### [Stated exercise]
Copy each line below that contains "text".

### [Stored rows]
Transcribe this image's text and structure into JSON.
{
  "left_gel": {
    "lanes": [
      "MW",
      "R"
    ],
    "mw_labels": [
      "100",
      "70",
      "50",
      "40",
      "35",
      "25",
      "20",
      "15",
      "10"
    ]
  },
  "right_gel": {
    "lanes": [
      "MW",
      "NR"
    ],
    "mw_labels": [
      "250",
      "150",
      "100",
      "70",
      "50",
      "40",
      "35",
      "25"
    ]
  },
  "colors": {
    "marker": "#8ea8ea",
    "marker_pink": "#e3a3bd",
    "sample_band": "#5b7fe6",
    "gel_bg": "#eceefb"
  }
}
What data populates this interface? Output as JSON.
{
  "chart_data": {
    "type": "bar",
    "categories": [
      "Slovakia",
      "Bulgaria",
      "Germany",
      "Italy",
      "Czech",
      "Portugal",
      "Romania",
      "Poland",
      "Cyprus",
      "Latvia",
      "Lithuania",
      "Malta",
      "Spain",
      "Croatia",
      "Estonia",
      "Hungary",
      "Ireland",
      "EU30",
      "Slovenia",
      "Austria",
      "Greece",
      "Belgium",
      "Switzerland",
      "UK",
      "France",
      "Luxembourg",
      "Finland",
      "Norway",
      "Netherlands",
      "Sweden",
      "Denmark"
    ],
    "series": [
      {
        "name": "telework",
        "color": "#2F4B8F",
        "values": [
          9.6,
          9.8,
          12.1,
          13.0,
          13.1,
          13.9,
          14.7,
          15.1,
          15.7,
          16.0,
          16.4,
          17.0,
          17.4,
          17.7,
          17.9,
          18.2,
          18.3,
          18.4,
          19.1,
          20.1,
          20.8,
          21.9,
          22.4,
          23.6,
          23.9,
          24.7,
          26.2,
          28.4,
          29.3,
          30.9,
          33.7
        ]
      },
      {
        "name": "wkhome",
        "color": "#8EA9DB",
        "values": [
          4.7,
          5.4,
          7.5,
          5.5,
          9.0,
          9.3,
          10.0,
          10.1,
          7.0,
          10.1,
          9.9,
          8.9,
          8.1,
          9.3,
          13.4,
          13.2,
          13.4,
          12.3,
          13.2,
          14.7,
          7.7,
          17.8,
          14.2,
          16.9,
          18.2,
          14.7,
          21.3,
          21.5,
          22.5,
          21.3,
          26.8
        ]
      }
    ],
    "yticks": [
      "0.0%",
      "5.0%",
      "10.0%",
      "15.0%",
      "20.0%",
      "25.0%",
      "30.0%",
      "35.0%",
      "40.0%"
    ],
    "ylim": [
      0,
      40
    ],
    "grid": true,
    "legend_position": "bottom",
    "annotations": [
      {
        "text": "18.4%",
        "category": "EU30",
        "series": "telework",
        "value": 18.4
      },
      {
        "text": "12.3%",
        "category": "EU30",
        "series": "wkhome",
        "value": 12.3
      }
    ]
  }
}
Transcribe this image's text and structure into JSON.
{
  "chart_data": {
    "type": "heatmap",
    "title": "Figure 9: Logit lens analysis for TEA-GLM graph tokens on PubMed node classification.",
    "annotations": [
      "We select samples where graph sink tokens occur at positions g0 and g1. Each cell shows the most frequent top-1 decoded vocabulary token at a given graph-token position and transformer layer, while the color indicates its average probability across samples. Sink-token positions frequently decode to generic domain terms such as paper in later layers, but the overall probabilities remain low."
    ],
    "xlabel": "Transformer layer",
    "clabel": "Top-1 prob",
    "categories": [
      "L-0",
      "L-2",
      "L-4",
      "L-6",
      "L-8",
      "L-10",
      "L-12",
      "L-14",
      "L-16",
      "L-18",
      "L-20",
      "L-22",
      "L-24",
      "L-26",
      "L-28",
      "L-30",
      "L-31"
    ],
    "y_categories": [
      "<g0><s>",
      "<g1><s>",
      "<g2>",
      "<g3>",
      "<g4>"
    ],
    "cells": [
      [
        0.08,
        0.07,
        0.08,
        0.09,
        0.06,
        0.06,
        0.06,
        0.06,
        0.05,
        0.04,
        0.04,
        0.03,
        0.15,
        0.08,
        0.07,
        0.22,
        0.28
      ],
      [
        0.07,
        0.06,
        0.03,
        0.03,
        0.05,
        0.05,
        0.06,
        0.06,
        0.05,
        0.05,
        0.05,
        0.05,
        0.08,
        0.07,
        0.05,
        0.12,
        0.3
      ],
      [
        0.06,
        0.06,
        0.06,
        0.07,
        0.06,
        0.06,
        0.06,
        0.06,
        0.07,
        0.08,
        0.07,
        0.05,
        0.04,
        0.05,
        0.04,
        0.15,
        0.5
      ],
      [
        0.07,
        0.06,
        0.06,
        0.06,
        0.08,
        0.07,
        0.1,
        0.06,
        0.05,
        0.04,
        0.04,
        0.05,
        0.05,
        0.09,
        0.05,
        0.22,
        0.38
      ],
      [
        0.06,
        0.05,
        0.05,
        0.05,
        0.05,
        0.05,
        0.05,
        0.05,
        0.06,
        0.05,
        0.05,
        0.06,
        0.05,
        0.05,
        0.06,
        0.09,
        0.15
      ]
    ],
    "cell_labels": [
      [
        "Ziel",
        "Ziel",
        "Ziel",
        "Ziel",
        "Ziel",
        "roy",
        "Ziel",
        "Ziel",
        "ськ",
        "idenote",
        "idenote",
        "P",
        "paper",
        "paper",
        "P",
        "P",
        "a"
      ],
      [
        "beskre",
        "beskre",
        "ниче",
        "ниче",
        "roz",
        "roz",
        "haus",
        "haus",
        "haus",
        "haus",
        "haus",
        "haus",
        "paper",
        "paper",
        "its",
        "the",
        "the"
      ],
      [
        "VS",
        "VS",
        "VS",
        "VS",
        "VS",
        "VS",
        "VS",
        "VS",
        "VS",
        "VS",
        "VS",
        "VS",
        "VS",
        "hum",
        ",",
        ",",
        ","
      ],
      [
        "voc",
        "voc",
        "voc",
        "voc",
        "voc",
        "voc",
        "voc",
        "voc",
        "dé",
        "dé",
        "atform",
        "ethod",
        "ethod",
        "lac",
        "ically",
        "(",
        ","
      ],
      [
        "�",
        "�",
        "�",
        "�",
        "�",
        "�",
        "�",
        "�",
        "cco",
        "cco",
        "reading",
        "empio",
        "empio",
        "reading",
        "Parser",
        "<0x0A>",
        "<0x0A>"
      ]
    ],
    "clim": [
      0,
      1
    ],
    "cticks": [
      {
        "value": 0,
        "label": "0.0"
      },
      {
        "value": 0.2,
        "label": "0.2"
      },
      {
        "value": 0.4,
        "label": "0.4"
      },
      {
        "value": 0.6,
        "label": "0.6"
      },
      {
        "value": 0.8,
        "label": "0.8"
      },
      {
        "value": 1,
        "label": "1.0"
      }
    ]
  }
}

### [Result below]
Transcribe this image's text and structure into JSON.
        "text": "18.4%",
        "text": "12.3%",
Transcribe this image's text and structure into JSON.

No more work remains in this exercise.